**DESCRIPTION OF THE TASK**
Select every line containing the word "Dollar" from the material, and copy those lines.

**LISTED RECORDS**
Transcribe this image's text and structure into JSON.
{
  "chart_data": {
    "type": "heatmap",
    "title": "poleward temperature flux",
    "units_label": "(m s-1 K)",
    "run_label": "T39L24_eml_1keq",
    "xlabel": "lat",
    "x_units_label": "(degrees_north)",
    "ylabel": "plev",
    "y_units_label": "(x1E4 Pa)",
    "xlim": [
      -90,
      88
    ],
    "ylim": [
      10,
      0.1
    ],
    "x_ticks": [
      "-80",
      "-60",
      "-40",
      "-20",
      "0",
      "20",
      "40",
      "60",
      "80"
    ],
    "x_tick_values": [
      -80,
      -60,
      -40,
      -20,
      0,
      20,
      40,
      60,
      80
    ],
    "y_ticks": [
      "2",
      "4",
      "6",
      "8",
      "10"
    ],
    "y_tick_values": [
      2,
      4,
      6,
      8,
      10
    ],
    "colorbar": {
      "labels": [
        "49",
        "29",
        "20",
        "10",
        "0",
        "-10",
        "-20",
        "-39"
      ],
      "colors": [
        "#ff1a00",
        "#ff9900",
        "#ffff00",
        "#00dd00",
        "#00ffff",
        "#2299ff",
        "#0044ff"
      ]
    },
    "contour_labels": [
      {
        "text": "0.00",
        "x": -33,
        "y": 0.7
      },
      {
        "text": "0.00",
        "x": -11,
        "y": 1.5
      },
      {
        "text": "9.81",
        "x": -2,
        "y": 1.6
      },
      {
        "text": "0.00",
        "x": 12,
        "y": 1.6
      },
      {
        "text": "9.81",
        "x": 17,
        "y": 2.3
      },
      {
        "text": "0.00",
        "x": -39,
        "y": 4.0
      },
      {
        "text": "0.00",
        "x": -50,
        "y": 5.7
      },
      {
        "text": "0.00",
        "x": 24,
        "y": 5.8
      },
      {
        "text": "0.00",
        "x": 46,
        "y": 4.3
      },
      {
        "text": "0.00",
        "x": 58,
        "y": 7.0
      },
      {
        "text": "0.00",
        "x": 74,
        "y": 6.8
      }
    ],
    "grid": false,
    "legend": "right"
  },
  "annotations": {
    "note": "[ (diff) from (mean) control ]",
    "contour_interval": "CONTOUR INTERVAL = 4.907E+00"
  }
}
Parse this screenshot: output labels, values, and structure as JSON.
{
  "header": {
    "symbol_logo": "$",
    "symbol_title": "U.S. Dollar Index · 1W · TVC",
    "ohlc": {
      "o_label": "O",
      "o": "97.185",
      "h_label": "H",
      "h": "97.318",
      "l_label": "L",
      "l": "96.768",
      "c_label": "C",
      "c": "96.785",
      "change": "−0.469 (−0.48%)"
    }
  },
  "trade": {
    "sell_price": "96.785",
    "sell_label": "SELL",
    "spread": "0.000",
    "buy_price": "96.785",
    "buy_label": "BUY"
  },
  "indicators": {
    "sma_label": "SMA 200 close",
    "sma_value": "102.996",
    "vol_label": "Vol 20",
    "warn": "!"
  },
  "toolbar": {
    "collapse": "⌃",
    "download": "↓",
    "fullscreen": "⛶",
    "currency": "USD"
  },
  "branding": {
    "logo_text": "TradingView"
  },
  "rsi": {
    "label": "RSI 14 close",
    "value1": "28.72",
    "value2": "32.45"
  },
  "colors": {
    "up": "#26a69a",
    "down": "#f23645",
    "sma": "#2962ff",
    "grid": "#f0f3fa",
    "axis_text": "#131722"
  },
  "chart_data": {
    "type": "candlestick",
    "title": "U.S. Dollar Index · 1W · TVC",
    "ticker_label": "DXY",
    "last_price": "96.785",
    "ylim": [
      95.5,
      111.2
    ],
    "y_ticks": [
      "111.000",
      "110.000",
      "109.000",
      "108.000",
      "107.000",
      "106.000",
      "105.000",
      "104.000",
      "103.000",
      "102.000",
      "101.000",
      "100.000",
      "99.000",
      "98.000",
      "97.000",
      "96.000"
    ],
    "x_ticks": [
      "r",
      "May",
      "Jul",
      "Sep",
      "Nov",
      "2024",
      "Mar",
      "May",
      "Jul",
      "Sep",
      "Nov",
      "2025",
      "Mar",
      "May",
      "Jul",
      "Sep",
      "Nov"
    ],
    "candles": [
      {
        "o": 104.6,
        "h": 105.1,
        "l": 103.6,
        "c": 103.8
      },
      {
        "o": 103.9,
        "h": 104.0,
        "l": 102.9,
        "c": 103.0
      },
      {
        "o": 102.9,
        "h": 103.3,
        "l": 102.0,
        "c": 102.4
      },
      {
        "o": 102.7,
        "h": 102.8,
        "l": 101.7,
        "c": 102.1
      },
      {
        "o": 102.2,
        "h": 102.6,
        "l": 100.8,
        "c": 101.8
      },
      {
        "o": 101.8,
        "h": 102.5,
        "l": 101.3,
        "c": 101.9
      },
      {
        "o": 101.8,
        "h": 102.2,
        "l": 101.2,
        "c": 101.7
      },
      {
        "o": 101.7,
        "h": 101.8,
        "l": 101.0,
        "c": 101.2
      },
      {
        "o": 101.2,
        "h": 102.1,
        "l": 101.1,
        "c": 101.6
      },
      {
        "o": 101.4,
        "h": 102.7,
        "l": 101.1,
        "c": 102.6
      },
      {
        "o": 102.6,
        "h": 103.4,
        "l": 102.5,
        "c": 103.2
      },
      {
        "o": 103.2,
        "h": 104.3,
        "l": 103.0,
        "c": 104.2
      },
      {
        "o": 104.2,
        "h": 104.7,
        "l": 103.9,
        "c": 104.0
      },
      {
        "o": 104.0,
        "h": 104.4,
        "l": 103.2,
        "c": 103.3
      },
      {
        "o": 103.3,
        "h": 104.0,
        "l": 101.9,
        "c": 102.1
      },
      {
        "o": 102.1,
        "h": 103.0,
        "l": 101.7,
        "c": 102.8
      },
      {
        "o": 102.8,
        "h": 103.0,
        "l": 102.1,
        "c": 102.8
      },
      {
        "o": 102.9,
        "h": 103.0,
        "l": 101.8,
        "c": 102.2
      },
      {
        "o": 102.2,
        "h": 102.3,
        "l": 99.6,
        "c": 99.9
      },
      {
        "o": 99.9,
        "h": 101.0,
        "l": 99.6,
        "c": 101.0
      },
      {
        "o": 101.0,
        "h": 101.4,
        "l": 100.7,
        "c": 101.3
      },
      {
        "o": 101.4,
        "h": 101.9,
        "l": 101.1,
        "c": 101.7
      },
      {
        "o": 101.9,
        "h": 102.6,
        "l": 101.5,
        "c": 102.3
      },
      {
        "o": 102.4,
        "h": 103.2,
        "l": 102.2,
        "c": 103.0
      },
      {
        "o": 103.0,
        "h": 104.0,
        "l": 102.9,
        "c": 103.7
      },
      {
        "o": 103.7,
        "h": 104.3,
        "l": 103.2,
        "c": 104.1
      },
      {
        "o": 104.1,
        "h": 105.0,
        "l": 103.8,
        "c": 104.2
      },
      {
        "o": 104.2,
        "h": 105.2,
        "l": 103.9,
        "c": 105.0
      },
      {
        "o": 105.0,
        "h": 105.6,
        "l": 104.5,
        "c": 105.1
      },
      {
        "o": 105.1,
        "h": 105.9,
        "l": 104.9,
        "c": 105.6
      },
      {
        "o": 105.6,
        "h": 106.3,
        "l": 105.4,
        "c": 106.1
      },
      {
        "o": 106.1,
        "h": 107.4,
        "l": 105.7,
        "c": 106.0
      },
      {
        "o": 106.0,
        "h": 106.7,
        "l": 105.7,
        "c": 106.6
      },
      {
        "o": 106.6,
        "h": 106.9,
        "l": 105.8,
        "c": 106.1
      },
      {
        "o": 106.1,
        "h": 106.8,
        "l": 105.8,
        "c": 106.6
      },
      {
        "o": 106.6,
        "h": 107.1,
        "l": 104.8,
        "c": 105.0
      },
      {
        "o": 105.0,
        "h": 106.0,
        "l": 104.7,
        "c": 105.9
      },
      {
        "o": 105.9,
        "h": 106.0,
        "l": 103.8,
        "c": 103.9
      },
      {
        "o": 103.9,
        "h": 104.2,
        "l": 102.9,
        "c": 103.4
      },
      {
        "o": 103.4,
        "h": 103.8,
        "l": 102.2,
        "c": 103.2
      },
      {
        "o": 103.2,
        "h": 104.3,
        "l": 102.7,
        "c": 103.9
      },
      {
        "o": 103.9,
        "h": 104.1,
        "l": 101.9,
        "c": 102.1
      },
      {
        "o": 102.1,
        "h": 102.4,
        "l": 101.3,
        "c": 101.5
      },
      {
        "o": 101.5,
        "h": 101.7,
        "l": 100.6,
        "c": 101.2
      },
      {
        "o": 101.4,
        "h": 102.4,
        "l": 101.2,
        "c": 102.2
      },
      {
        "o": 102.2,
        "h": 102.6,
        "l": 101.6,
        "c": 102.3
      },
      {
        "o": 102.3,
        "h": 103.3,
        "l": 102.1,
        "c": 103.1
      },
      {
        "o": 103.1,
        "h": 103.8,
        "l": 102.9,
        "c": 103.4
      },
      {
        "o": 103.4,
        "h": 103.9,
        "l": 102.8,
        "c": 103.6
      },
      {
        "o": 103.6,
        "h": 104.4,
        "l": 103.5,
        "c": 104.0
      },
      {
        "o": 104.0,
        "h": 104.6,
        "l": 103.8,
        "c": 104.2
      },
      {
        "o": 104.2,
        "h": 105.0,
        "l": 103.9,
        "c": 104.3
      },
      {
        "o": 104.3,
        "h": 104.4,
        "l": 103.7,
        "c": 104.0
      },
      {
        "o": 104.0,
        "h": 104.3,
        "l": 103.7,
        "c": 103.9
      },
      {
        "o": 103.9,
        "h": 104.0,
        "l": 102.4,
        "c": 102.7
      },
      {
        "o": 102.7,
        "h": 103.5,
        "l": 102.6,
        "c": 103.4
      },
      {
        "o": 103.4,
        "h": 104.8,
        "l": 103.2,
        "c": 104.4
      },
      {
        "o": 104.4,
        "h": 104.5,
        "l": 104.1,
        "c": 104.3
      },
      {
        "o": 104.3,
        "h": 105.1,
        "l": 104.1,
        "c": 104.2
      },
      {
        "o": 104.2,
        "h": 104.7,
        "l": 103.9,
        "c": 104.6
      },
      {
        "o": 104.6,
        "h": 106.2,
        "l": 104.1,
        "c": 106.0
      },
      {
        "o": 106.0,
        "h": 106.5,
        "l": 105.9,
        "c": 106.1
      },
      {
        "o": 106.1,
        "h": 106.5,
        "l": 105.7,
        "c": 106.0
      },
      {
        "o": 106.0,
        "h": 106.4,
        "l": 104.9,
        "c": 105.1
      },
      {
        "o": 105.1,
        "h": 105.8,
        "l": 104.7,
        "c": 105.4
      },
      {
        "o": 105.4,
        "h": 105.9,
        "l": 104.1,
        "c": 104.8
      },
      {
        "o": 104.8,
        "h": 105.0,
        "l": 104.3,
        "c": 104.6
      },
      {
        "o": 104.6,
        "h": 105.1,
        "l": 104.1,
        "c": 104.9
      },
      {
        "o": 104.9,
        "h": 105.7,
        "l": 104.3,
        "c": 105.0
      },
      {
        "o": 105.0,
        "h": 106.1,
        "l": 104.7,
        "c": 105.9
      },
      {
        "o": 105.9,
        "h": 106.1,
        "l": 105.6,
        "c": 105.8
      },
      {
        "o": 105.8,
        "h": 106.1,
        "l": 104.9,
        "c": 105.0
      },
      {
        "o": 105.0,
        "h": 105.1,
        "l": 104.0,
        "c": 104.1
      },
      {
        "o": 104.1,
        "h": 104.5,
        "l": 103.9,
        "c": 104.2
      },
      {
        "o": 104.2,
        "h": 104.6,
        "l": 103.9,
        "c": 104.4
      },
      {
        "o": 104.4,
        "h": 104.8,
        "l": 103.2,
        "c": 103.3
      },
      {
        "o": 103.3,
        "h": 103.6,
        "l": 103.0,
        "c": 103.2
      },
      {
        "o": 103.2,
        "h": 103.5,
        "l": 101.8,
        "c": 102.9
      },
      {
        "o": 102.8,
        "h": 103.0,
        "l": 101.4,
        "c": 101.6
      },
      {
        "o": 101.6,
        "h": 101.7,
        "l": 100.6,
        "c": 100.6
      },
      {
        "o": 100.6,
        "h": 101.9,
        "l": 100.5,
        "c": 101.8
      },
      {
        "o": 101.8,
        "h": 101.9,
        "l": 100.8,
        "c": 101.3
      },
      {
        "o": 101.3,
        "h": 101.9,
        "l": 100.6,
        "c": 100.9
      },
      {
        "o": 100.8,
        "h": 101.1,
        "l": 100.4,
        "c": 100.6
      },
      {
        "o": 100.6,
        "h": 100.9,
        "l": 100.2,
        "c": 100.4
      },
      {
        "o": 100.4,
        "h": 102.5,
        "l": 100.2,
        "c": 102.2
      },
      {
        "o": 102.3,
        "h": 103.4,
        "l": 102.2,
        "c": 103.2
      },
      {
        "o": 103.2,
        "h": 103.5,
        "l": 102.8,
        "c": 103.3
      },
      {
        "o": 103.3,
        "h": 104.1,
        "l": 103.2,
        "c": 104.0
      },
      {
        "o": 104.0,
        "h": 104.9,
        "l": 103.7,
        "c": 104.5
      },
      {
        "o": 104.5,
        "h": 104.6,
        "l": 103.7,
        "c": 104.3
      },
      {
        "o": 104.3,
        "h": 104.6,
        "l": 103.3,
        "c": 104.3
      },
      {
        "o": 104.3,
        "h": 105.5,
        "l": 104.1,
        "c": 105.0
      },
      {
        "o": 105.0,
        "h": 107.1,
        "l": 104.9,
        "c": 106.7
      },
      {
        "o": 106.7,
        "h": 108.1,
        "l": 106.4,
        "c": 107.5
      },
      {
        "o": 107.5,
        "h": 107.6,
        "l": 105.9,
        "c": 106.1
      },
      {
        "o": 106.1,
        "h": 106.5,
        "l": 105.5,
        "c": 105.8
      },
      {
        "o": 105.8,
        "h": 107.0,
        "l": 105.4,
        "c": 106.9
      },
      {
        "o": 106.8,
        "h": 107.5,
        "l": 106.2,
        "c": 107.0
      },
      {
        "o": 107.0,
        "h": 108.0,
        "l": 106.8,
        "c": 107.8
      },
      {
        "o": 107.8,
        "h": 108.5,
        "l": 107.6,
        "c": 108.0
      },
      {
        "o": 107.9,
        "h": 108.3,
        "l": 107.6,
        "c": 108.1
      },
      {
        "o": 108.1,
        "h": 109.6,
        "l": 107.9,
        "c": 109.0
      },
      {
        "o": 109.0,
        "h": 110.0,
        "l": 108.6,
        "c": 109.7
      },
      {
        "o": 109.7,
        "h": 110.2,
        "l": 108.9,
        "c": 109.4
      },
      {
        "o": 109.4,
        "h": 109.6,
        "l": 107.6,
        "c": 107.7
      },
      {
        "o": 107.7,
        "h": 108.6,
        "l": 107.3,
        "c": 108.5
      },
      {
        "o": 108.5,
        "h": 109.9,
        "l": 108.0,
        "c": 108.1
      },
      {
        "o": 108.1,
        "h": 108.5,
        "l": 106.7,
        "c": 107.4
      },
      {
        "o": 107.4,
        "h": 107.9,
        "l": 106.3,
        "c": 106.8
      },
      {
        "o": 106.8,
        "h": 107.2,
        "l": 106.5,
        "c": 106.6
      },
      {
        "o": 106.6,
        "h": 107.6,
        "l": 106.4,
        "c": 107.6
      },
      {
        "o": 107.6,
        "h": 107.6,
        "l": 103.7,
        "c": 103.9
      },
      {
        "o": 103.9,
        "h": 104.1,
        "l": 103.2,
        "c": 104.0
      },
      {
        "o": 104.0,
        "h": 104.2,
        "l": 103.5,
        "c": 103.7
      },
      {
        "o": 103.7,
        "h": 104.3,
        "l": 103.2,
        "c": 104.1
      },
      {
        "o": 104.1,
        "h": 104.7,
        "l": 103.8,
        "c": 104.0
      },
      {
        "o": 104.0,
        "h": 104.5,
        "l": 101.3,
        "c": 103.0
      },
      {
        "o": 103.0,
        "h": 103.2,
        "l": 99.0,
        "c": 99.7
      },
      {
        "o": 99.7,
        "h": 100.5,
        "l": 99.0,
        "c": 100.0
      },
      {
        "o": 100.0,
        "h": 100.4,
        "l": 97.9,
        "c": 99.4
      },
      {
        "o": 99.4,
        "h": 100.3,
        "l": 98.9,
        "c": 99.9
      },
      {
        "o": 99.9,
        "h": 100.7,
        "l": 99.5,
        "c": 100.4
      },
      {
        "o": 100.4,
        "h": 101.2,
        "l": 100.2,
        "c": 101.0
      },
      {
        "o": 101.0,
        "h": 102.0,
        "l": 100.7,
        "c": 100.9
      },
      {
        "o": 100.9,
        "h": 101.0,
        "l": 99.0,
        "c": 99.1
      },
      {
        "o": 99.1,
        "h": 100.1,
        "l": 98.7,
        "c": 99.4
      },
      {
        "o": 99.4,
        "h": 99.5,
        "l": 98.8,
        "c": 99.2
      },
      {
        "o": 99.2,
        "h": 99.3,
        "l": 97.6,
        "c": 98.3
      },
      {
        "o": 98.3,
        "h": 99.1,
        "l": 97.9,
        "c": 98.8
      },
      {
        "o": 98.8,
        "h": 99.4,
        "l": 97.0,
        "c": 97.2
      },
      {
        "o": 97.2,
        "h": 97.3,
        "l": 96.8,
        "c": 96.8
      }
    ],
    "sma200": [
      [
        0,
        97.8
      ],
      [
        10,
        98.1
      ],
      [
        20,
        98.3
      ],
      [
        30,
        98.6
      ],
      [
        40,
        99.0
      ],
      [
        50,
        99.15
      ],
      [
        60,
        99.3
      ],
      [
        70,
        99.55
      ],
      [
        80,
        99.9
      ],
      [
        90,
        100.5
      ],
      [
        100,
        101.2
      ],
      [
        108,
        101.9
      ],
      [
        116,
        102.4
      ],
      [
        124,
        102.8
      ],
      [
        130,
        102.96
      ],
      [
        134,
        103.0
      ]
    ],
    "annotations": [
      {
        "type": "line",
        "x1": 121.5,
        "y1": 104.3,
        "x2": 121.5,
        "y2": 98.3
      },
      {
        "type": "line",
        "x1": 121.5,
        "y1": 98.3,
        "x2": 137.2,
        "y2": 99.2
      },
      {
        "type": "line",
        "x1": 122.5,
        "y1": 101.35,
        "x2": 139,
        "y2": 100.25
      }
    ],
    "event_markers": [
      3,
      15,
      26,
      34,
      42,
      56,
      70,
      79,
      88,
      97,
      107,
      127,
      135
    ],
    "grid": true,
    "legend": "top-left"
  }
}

**WRITTEN REPLY**
    "symbol_title": "U.S. Dollar Index · 1W · TVC",
    "title": "U.S. Dollar Index · 1W · TVC",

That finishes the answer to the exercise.